# [What is being asked]
Every line of the material that follows must be printed again exactly.

++++ Material for the task

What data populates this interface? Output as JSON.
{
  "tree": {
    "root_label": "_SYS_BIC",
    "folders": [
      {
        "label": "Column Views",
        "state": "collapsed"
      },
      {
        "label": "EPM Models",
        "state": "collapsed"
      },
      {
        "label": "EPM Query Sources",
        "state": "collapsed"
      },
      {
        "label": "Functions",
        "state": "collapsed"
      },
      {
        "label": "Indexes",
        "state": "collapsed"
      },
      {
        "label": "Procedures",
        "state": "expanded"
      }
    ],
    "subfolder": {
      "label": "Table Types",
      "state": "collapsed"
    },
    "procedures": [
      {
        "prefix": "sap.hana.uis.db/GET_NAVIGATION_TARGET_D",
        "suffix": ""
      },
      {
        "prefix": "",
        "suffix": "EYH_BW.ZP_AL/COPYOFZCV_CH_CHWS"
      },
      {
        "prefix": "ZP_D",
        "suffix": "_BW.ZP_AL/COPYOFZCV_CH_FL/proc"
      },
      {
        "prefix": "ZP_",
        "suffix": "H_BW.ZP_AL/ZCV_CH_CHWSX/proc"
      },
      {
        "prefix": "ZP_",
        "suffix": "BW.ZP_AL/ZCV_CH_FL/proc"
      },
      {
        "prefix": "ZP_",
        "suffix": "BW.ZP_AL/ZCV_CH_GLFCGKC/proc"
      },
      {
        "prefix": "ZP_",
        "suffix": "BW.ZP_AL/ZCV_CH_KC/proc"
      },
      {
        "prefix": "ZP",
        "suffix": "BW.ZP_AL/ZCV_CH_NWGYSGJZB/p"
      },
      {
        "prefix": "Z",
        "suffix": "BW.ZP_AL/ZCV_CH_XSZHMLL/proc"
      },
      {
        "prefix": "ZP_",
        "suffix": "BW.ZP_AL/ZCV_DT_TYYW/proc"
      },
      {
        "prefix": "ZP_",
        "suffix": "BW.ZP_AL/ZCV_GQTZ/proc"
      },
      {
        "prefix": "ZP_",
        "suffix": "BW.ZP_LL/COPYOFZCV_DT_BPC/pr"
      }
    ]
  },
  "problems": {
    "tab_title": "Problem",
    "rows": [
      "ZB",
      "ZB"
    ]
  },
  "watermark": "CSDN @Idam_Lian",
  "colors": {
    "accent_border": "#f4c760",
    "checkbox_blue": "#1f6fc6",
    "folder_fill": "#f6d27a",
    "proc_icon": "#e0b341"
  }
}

++++++++

# [Completed task]
What data populates this interface? Output as JSON.
{
  "tree": {
    "root_label": "_SYS_BIC",
    "folders": [
      {
        "label": "Column Views",
        "state": "collapsed"
      },
      {
        "label": "EPM Models",
        "state": "collapsed"
      },
      {
        "label": "EPM Query Sources",
        "state": "collapsed"
      },
      {
        "label": "Functions",
        "state": "collapsed"
      },
      {
        "label": "Indexes",
        "state": "collapsed"
      },
      {
        "label": "Procedures",
        "state": "expanded"
      }
    ],
    "subfolder": {
      "label": "Table Types",
      "state": "collapsed"
    },
    "procedures": [
      {
        "prefix": "sap.hana.uis.db/GET_NAVIGATION_TARGET_D",
        "suffix": ""
      },
      {
        "prefix": "",
        "suffix": "EYH_BW.ZP_AL/COPYOFZCV_CH_CHWS"
      },
      {
        "prefix": "ZP_D",
        "suffix": "_BW.ZP_AL/COPYOFZCV_CH_FL/proc"
      },
      {
        "prefix": "ZP_",
        "suffix": "H_BW.ZP_AL/ZCV_CH_CHWSX/proc"
      },
      {
        "prefix": "ZP_",
        "suffix": "BW.ZP_AL/ZCV_CH_FL/proc"
      },
      {
        "prefix": "ZP_",
        "suffix": "BW.ZP_AL/ZCV_CH_GLFCGKC/proc"
      },
      {
        "prefix": "ZP_",
        "suffix": "BW.ZP_AL/ZCV_CH_KC/proc"
      },
      {
        "prefix": "ZP",
        "suffix": "BW.ZP_AL/ZCV_CH_NWGYSGJZB/p"
      },
      {
        "prefix": "Z",
        "suffix": "BW.ZP_AL/ZCV_CH_XSZHMLL/proc"
      },
      {
        "prefix": "ZP_",
        "suffix": "BW.ZP_AL/ZCV_DT_TYYW/proc"
      },
      {
        "prefix": "ZP_",
        "suffix": "BW.ZP_AL/ZCV_GQTZ/proc"
      },
      {
        "prefix": "ZP_",
        "suffix": "BW.ZP_LL/COPYOFZCV_DT_BPC/pr"
      }
    ]
  },
  "problems": {
    "tab_title": "Problem",
    "rows": [
      "ZB",
      "ZB"
    ]
  },
  "watermark": "CSDN @Idam_Lian",
  "colors": {
    "accent_border": "#f4c760",
    "checkbox_blue": "#1f6fc6",
    "folder_fill": "#f6d27a",
    "proc_icon": "#e0b341"
  }
}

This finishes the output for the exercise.